* [INFORMATION SUPPLIED]:

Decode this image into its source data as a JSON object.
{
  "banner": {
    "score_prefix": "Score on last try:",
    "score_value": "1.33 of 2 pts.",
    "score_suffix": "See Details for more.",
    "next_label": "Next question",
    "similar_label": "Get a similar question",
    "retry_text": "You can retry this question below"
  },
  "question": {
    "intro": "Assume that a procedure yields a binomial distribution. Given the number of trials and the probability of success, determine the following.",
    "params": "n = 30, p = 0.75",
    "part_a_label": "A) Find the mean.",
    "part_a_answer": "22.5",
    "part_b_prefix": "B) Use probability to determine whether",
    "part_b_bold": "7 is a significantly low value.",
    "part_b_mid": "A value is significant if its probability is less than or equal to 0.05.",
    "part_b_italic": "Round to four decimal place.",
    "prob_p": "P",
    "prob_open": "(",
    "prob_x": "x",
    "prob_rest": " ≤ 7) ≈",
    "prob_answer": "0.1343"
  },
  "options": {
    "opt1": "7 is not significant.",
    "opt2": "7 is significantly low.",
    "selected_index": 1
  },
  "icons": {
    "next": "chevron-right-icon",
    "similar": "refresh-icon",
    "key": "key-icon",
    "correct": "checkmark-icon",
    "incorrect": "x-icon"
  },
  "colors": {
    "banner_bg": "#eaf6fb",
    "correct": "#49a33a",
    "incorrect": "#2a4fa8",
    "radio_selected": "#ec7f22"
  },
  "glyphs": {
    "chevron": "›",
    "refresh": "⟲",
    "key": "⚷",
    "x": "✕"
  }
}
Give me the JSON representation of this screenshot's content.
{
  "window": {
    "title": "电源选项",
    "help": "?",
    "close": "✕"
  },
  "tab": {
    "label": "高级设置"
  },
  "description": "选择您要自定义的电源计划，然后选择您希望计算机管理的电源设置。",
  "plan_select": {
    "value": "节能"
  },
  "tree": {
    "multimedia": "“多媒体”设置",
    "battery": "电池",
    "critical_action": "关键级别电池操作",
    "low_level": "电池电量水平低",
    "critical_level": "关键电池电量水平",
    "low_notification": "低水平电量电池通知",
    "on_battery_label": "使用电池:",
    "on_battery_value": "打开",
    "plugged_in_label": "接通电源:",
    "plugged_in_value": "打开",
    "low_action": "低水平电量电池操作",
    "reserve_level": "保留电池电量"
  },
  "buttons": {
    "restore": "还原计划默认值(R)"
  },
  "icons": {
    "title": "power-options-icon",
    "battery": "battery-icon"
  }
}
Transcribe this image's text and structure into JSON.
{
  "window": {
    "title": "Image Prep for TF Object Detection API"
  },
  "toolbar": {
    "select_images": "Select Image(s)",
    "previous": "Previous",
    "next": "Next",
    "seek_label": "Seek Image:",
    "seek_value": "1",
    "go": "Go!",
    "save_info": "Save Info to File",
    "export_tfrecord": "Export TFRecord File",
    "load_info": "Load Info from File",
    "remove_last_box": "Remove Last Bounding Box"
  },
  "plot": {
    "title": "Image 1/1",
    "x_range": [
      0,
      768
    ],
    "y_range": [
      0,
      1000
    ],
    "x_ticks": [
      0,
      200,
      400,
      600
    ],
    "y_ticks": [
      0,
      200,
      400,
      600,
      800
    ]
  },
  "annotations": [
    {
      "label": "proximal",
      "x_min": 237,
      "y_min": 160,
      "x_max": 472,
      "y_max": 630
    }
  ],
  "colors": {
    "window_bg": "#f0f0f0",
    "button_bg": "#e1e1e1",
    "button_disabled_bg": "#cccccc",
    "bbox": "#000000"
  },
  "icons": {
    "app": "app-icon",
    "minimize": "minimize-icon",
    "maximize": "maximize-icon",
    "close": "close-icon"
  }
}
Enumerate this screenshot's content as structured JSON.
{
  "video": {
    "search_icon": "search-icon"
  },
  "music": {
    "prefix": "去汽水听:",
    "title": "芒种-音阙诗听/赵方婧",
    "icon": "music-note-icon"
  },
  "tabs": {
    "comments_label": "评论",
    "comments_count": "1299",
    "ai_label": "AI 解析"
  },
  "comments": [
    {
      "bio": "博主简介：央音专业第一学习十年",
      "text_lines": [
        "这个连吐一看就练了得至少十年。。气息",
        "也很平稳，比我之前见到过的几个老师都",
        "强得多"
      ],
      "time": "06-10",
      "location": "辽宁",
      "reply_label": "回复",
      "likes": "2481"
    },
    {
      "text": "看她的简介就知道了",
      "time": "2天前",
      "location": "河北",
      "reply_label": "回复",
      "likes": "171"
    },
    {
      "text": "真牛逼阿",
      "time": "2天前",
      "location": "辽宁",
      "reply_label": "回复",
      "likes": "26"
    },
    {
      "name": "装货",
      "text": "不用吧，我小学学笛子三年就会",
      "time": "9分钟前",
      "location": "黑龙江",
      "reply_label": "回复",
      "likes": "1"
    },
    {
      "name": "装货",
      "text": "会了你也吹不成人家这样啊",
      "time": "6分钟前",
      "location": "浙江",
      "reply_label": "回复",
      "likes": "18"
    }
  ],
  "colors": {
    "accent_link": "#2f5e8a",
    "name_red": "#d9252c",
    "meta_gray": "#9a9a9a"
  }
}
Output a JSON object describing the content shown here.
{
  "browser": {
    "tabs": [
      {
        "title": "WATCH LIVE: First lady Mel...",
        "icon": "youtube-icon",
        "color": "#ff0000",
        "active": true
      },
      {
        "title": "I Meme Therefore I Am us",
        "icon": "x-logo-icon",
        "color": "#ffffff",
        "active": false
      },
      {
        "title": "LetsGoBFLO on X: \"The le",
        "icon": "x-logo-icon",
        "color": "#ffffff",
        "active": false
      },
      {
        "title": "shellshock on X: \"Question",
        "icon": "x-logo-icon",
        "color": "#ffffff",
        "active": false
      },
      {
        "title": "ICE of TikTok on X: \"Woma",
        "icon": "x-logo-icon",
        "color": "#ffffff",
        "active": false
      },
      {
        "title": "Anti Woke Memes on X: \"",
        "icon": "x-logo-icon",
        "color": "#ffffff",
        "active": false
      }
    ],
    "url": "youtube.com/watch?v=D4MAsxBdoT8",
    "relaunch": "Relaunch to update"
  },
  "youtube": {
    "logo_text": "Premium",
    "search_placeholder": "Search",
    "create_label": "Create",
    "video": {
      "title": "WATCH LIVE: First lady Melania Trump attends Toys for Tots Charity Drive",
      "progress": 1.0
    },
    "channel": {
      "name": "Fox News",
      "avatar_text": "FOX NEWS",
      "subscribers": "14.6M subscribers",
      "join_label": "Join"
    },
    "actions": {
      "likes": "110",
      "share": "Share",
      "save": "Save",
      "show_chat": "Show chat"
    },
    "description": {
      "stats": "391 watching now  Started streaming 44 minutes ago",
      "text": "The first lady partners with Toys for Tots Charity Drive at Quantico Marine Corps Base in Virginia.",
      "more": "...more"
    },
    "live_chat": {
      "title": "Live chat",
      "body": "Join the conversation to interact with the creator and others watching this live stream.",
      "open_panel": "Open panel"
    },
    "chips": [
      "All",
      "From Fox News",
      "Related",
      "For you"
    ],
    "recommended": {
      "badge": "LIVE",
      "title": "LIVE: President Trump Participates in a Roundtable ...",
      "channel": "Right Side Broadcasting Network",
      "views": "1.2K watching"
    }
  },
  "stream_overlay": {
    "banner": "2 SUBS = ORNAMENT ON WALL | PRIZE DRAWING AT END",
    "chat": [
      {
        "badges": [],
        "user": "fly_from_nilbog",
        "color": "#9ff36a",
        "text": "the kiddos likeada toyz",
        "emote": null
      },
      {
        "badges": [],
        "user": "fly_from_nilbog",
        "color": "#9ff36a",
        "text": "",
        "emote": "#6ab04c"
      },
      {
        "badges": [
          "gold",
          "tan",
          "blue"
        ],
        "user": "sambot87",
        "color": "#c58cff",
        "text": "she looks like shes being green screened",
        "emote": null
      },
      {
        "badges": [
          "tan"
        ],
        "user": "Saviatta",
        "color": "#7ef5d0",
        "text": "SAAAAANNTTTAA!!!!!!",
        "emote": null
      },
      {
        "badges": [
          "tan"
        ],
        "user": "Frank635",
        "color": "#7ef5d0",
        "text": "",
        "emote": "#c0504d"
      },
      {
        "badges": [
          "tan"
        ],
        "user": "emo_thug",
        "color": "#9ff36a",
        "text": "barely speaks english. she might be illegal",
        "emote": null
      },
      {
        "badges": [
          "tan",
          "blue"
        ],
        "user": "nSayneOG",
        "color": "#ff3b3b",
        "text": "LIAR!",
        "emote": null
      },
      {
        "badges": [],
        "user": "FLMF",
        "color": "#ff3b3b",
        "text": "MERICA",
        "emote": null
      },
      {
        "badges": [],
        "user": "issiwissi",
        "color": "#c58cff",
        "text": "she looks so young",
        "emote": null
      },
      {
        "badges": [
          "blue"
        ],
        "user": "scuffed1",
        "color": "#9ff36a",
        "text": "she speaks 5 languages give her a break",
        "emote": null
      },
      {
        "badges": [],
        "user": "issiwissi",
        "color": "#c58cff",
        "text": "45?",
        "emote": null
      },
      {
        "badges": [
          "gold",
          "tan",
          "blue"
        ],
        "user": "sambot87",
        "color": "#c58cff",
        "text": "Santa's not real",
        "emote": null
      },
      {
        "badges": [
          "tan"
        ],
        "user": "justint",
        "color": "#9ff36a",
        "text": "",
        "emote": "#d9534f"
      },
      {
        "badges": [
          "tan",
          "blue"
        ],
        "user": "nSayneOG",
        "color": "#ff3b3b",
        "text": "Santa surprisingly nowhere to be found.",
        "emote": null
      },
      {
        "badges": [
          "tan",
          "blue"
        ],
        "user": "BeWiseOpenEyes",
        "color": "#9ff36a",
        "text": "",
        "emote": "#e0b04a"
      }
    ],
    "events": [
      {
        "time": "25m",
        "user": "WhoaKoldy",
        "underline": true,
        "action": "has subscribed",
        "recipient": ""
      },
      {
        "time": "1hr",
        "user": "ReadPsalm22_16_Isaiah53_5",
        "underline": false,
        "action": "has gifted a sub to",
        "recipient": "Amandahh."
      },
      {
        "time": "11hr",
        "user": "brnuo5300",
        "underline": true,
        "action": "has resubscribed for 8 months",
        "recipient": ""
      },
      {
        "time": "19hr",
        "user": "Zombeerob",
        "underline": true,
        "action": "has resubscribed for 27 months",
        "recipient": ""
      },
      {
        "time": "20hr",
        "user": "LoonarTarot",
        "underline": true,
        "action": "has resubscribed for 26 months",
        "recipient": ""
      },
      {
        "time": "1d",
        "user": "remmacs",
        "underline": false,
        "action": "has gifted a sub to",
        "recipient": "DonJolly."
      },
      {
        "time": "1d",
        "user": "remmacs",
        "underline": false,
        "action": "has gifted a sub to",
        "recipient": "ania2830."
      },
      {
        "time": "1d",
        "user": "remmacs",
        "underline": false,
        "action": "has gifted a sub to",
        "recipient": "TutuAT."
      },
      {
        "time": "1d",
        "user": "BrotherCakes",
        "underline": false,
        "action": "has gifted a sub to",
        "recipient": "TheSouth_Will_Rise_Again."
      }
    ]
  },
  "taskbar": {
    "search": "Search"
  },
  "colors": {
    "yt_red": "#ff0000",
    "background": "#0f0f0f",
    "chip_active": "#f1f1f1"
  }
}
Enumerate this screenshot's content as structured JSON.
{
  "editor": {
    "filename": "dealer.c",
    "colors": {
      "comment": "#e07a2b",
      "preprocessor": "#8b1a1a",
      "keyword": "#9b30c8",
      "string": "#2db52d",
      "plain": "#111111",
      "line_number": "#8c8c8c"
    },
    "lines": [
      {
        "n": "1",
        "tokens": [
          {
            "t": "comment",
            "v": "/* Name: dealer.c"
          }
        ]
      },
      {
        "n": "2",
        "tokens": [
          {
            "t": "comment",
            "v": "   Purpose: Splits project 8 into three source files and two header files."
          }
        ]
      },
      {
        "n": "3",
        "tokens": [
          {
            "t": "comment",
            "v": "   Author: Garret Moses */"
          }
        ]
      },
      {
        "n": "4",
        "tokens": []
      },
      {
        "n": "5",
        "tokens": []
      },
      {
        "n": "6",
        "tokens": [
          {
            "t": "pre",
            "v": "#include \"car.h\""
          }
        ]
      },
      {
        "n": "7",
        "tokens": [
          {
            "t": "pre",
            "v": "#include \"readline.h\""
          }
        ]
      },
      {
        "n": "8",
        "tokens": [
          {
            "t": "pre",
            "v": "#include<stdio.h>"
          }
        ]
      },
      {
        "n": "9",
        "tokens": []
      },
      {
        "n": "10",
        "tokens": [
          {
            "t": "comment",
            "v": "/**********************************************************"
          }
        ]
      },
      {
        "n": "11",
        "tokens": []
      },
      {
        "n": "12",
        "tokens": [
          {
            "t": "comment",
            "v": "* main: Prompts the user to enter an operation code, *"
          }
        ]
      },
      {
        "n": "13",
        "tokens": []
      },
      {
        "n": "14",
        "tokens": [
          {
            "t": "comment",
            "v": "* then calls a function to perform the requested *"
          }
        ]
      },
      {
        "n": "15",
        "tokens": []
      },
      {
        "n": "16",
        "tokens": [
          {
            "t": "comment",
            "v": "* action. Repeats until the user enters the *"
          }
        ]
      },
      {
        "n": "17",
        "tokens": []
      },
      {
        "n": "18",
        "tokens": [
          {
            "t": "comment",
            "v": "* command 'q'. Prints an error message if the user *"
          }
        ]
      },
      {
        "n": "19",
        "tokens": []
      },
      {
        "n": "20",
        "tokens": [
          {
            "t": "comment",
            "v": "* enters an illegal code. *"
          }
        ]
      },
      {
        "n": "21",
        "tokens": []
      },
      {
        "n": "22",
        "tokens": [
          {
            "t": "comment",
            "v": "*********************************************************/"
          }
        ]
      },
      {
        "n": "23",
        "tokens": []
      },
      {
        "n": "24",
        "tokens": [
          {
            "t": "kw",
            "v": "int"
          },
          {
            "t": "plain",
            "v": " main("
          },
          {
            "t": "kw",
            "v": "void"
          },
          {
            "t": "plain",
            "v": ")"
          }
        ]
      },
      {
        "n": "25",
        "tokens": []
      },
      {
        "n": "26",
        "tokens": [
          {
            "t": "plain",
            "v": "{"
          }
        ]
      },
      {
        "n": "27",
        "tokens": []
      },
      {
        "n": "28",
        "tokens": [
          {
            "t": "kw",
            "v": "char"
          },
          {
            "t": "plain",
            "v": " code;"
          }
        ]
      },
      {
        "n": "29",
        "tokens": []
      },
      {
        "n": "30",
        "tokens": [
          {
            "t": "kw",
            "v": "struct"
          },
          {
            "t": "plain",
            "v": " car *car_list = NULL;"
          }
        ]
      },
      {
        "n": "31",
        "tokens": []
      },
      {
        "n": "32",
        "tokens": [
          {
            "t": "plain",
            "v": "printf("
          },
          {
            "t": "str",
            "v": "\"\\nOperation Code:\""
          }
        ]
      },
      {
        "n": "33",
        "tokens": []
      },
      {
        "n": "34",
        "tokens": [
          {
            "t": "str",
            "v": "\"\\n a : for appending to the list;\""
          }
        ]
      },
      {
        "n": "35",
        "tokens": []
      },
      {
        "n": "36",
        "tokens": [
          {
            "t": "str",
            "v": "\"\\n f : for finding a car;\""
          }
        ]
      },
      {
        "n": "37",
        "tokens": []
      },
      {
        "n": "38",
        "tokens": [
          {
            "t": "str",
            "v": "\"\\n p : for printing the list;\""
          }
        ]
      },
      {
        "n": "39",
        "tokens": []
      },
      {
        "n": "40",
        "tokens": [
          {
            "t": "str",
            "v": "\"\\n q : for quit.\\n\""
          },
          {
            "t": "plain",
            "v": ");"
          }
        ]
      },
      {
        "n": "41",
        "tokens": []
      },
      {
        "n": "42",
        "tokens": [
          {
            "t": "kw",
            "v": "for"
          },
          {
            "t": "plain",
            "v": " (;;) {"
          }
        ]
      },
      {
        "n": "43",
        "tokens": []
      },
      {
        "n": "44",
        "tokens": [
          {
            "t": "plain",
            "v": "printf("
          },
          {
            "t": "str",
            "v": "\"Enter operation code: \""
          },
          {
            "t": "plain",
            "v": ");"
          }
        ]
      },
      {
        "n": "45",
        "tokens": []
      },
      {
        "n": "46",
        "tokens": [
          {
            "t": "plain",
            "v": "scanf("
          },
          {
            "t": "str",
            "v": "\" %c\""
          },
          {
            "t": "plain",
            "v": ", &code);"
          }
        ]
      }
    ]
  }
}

* [WHAT THE TASK REQUIRES]: Pull out each line of the listing that holds the string "content".

* [COMPLETED EXERCISE]:
Give me the JSON representation of this screenshot's content.
Enumerate this screenshot's content as structured JSON.
Output a JSON object describing the content shown here.
Enumerate this screenshot's content as structured JSON.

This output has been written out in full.